DATA SUPPLIED:
____________________

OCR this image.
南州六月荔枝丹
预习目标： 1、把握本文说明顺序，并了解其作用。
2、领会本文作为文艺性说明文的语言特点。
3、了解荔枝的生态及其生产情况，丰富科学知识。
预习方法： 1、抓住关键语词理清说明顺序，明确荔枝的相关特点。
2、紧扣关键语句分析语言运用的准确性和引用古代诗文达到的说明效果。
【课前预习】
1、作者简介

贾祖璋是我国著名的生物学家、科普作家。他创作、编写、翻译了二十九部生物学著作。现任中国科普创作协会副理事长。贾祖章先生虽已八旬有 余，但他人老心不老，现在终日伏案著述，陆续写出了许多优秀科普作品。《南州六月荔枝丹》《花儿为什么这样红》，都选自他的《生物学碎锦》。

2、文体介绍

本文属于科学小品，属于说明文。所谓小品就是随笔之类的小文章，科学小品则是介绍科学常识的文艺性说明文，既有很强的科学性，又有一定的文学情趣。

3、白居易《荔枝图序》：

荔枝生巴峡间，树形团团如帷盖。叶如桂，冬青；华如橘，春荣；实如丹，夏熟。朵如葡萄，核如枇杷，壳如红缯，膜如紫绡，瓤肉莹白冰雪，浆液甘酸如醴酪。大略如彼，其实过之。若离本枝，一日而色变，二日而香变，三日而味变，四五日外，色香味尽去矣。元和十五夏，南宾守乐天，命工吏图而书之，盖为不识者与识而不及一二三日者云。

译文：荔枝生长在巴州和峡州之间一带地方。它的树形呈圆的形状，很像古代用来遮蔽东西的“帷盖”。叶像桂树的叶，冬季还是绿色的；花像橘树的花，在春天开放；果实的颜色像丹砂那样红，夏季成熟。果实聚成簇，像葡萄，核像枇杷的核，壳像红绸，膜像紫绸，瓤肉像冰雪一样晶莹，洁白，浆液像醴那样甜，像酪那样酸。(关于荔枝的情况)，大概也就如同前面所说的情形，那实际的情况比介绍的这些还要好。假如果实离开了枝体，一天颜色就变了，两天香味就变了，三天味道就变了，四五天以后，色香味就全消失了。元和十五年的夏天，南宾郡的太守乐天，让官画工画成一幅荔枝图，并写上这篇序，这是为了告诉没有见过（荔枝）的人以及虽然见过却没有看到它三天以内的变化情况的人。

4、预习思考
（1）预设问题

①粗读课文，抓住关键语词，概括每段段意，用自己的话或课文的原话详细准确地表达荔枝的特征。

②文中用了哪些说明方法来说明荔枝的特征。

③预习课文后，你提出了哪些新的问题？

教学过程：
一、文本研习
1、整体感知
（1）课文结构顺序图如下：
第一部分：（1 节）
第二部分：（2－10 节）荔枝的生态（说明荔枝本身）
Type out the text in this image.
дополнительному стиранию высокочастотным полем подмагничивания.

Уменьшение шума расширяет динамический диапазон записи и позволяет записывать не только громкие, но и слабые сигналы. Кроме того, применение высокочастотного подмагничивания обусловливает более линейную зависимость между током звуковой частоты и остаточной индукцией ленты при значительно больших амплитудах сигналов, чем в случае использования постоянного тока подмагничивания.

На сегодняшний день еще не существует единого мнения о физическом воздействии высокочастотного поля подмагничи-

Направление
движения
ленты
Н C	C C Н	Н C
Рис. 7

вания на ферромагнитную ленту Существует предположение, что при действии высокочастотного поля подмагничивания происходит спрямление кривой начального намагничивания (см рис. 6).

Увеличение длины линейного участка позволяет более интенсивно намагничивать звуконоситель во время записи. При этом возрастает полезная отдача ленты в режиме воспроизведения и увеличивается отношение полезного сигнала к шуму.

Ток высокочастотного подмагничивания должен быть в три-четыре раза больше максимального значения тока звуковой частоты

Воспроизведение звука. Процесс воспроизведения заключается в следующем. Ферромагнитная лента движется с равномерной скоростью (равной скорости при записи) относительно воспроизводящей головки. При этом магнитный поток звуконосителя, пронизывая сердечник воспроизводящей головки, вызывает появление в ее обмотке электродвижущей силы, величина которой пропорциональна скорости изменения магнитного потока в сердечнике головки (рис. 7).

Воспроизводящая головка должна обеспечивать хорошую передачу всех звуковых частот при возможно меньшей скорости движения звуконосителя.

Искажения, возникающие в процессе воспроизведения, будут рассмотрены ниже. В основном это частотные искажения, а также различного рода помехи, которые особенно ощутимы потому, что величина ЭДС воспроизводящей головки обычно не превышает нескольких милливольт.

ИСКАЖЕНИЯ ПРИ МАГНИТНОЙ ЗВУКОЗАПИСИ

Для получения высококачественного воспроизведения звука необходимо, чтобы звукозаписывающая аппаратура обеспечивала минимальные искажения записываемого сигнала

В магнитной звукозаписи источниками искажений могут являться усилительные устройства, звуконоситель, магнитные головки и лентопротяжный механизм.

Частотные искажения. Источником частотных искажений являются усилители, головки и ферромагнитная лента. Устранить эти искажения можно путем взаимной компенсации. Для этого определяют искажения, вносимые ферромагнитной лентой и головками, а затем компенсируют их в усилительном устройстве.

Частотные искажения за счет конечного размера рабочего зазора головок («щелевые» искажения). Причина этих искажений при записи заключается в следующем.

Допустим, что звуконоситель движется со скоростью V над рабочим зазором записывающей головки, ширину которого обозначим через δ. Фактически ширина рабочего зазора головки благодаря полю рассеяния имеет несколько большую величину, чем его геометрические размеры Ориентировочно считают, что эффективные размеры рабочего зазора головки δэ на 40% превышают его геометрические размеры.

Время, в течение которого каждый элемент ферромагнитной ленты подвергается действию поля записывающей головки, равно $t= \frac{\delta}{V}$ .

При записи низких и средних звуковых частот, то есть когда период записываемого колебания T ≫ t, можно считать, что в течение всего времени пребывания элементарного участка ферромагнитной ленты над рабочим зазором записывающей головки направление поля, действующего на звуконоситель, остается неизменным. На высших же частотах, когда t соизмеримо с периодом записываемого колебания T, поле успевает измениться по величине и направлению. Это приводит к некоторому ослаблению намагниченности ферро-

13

____________________

TO DO: From the listing above, copy every line that includes the word "движения".

THE OUTPUT:
движения
Воспроизводящая головка должна обеспечивать хорошую передачу всех звуковых частот при возможно меньшей скорости движения звуконосителя.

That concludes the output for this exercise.